══ PROVIDED INFORMATION ══

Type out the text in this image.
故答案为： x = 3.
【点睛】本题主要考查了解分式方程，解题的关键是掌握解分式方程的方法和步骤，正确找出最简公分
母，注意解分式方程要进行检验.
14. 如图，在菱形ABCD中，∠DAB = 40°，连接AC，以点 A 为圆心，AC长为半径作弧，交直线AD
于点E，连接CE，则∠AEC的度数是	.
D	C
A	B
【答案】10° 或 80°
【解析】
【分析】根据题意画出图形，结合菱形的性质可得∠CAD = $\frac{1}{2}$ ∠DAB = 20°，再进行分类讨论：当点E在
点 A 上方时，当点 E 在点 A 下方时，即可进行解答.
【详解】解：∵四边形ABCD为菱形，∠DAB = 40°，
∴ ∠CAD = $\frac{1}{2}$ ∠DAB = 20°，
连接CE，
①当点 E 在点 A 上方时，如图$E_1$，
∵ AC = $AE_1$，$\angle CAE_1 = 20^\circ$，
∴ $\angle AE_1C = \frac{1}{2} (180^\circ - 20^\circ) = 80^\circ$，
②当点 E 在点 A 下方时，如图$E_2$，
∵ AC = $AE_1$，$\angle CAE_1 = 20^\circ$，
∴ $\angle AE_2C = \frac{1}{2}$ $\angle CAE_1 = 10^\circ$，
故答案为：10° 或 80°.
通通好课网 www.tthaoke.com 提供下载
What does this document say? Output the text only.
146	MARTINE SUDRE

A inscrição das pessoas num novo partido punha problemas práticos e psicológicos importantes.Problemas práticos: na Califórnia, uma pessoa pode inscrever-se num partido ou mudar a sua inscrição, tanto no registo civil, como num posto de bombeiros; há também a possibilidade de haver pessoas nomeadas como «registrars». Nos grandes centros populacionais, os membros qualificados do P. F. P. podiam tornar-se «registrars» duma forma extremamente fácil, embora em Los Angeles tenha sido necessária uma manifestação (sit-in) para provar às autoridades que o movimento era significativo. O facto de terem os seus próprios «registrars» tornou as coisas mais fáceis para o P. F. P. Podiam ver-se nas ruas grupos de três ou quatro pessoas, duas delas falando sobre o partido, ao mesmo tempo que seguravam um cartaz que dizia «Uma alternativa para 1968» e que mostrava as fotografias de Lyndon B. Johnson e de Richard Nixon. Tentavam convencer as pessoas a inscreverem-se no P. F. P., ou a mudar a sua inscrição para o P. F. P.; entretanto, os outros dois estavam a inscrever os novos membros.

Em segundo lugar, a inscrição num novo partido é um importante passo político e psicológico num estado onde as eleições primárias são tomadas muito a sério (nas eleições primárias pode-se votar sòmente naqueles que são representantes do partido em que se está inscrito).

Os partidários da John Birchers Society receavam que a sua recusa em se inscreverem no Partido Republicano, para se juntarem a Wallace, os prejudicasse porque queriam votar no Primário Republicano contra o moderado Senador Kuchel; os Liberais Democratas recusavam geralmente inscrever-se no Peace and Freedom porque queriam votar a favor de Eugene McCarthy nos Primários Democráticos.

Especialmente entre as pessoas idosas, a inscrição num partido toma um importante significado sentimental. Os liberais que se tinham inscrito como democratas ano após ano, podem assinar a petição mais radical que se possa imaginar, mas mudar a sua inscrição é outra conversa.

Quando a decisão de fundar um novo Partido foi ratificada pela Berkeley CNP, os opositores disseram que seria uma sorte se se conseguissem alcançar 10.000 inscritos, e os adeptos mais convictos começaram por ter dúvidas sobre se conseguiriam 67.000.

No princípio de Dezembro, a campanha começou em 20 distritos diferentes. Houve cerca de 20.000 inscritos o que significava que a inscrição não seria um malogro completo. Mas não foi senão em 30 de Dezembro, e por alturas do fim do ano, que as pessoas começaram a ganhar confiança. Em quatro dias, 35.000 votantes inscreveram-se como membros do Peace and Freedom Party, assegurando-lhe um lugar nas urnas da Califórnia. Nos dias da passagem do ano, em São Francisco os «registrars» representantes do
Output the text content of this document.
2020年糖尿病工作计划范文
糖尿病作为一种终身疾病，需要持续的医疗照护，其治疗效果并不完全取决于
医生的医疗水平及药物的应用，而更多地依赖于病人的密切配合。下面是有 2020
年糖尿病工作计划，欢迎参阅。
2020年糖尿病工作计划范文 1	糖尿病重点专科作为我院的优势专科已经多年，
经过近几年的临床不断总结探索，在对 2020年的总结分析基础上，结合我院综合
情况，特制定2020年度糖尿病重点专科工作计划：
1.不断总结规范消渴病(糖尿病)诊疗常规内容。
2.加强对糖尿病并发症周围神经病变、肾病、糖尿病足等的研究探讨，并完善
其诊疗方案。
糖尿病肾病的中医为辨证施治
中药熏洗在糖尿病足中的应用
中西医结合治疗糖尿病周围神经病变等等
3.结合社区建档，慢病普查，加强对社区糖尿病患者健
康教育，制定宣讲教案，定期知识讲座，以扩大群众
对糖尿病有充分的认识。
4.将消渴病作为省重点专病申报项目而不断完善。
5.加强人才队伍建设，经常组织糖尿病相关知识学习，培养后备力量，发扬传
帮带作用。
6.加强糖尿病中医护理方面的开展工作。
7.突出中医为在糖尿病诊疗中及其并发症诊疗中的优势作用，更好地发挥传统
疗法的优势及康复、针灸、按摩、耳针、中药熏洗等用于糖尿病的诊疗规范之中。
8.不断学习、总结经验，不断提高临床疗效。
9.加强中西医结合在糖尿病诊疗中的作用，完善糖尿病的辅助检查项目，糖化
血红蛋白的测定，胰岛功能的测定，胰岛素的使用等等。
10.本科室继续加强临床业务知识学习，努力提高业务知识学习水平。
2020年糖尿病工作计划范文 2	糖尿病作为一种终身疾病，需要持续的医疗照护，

═══

SET PROBLEM:
Write out the full listing exactly as given.

TASK RESPONSE:
Type out the text in this image.
故答案为： x = 3.
【点睛】本题主要考查了解分式方程，解题的关键是掌握解分式方程的方法和步骤，正确找出最简公分
母，注意解分式方程要进行检验.
14. 如图，在菱形ABCD中，∠DAB = 40°，连接AC，以点 A 为圆心，AC长为半径作弧，交直线AD
于点E，连接CE，则∠AEC的度数是	.
D	C
A	B
【答案】10° 或 80°
【解析】
【分析】根据题意画出图形，结合菱形的性质可得∠CAD = $\frac{1}{2}$ ∠DAB = 20°，再进行分类讨论：当点E在
点 A 上方时，当点 E 在点 A 下方时，即可进行解答.
【详解】解：∵四边形ABCD为菱形，∠DAB = 40°，
∴ ∠CAD = $\frac{1}{2}$ ∠DAB = 20°，
连接CE，
①当点 E 在点 A 上方时，如图$E_1$，
∵ AC = $AE_1$，$\angle CAE_1 = 20^\circ$，
∴ $\angle AE_1C = \frac{1}{2} (180^\circ - 20^\circ) = 80^\circ$，
②当点 E 在点 A 下方时，如图$E_2$，
∵ AC = $AE_1$，$\angle CAE_1 = 20^\circ$，
∴ $\angle AE_2C = \frac{1}{2}$ $\angle CAE_1 = 10^\circ$，
故答案为：10° 或 80°.
通通好课网 www.tthaoke.com 提供下载
What does this document say? Output the text only.
146	MARTINE SUDRE

A inscrição das pessoas num novo partido punha problemas práticos e psicológicos importantes.Problemas práticos: na Califórnia, uma pessoa pode inscrever-se num partido ou mudar a sua inscrição, tanto no registo civil, como num posto de bombeiros; há também a possibilidade de haver pessoas nomeadas como «registrars». Nos grandes centros populacionais, os membros qualificados do P. F. P. podiam tornar-se «registrars» duma forma extremamente fácil, embora em Los Angeles tenha sido necessária uma manifestação (sit-in) para provar às autoridades que o movimento era significativo. O facto de terem os seus próprios «registrars» tornou as coisas mais fáceis para o P. F. P. Podiam ver-se nas ruas grupos de três ou quatro pessoas, duas delas falando sobre o partido, ao mesmo tempo que seguravam um cartaz que dizia «Uma alternativa para 1968» e que mostrava as fotografias de Lyndon B. Johnson e de Richard Nixon. Tentavam convencer as pessoas a inscreverem-se no P. F. P., ou a mudar a sua inscrição para o P. F. P.; entretanto, os outros dois estavam a inscrever os novos membros.

Em segundo lugar, a inscrição num novo partido é um importante passo político e psicológico num estado onde as eleições primárias são tomadas muito a sério (nas eleições primárias pode-se votar sòmente naqueles que são representantes do partido em que se está inscrito).

Os partidários da John Birchers Society receavam que a sua recusa em se inscreverem no Partido Republicano, para se juntarem a Wallace, os prejudicasse porque queriam votar no Primário Republicano contra o moderado Senador Kuchel; os Liberais Democratas recusavam geralmente inscrever-se no Peace and Freedom porque queriam votar a favor de Eugene McCarthy nos Primários Democráticos.

Especialmente entre as pessoas idosas, a inscrição num partido toma um importante significado sentimental. Os liberais que se tinham inscrito como democratas ano após ano, podem assinar a petição mais radical que se possa imaginar, mas mudar a sua inscrição é outra conversa.

Quando a decisão de fundar um novo Partido foi ratificada pela Berkeley CNP, os opositores disseram que seria uma sorte se se conseguissem alcançar 10.000 inscritos, e os adeptos mais convictos começaram por ter dúvidas sobre se conseguiriam 67.000.

No princípio de Dezembro, a campanha começou em 20 distritos diferentes. Houve cerca de 20.000 inscritos o que significava que a inscrição não seria um malogro completo. Mas não foi senão em 30 de Dezembro, e por alturas do fim do ano, que as pessoas começaram a ganhar confiança. Em quatro dias, 35.000 votantes inscreveram-se como membros do Peace and Freedom Party, assegurando-lhe um lugar nas urnas da Califórnia. Nos dias da passagem do ano, em São Francisco os «registrars» representantes do
Output the text content of this document.
2020年糖尿病工作计划范文
糖尿病作为一种终身疾病，需要持续的医疗照护，其治疗效果并不完全取决于
医生的医疗水平及药物的应用，而更多地依赖于病人的密切配合。下面是有 2020
年糖尿病工作计划，欢迎参阅。
2020年糖尿病工作计划范文 1	糖尿病重点专科作为我院的优势专科已经多年，
经过近几年的临床不断总结探索，在对 2020年的总结分析基础上，结合我院综合
情况，特制定2020年度糖尿病重点专科工作计划：
1.不断总结规范消渴病(糖尿病)诊疗常规内容。
2.加强对糖尿病并发症周围神经病变、肾病、糖尿病足等的研究探讨，并完善
其诊疗方案。
糖尿病肾病的中医为辨证施治
中药熏洗在糖尿病足中的应用
中西医结合治疗糖尿病周围神经病变等等
3.结合社区建档，慢病普查，加强对社区糖尿病患者健
康教育，制定宣讲教案，定期知识讲座，以扩大群众
对糖尿病有充分的认识。
4.将消渴病作为省重点专病申报项目而不断完善。
5.加强人才队伍建设，经常组织糖尿病相关知识学习，培养后备力量，发扬传
帮带作用。
6.加强糖尿病中医护理方面的开展工作。
7.突出中医为在糖尿病诊疗中及其并发症诊疗中的优势作用，更好地发挥传统
疗法的优势及康复、针灸、按摩、耳针、中药熏洗等用于糖尿病的诊疗规范之中。
8.不断学习、总结经验，不断提高临床疗效。
9.加强中西医结合在糖尿病诊疗中的作用，完善糖尿病的辅助检查项目，糖化
血红蛋白的测定，胰岛功能的测定，胰岛素的使用等等。
10.本科室继续加强临床业务知识学习，努力提高业务知识学习水平。
2020年糖尿病工作计划范文 2	糖尿病作为一种终身疾病，需要持续的医疗照护，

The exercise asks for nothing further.